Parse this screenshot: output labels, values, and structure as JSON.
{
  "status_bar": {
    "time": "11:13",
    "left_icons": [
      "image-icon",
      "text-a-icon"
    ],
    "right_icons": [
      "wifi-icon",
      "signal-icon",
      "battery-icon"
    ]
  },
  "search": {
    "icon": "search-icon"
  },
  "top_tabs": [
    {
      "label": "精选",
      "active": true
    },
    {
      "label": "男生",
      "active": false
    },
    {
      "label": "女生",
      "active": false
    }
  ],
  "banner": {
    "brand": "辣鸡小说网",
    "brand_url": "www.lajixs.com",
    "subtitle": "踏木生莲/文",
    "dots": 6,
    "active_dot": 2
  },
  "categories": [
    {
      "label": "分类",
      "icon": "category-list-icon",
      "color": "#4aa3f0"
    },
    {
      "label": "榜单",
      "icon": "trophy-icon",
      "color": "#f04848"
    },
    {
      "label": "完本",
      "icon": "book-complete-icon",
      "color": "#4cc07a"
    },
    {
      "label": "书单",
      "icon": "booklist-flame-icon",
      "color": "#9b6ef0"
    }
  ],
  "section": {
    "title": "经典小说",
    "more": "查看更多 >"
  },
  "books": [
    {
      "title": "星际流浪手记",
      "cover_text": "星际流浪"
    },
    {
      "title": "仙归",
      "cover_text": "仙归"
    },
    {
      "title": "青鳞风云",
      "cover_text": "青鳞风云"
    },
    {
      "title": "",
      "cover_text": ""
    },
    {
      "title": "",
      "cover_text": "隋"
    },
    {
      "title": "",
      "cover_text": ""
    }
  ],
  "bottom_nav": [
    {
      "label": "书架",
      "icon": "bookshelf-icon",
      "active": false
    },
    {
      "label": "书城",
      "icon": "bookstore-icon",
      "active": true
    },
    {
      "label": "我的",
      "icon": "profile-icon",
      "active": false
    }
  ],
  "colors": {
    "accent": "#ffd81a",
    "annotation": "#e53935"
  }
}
==*==
== Task brief ==
Produce a verbatim transcription of the entries above.

== Exercise response ==
Parse this screenshot: output labels, values, and structure as JSON.
{
  "status_bar": {
    "time": "11:13",
    "left_icons": [
      "image-icon",
      "text-a-icon"
    ],
    "right_icons": [
      "wifi-icon",
      "signal-icon",
      "battery-icon"
    ]
  },
  "search": {
    "icon": "search-icon"
  },
  "top_tabs": [
    {
      "label": "精选",
      "active": true
    },
    {
      "label": "男生",
      "active": false
    },
    {
      "label": "女生",
      "active": false
    }
  ],
  "banner": {
    "brand": "辣鸡小说网",
    "brand_url": "www.lajixs.com",
    "subtitle": "踏木生莲/文",
    "dots": 6,
    "active_dot": 2
  },
  "categories": [
    {
      "label": "分类",
      "icon": "category-list-icon",
      "color": "#4aa3f0"
    },
    {
      "label": "榜单",
      "icon": "trophy-icon",
      "color": "#f04848"
    },
    {
      "label": "完本",
      "icon": "book-complete-icon",
      "color": "#4cc07a"
    },
    {
      "label": "书单",
      "icon": "booklist-flame-icon",
      "color": "#9b6ef0"
    }
  ],
  "section": {
    "title": "经典小说",
    "more": "查看更多 >"
  },
  "books": [
    {
      "title": "星际流浪手记",
      "cover_text": "星际流浪"
    },
    {
      "title": "仙归",
      "cover_text": "仙归"
    },
    {
      "title": "青鳞风云",
      "cover_text": "青鳞风云"
    },
    {
      "title": "",
      "cover_text": ""
    },
    {
      "title": "",
      "cover_text": "隋"
    },
    {
      "title": "",
      "cover_text": ""
    }
  ],
  "bottom_nav": [
    {
      "label": "书架",
      "icon": "bookshelf-icon",
      "active": false
    },
    {
      "label": "书城",
      "icon": "bookstore-icon",
      "active": true
    },
    {
      "label": "我的",
      "icon": "profile-icon",
      "active": false
    }
  ],
  "colors": {
    "accent": "#ffd81a",
    "annotation": "#e53935"
  }
}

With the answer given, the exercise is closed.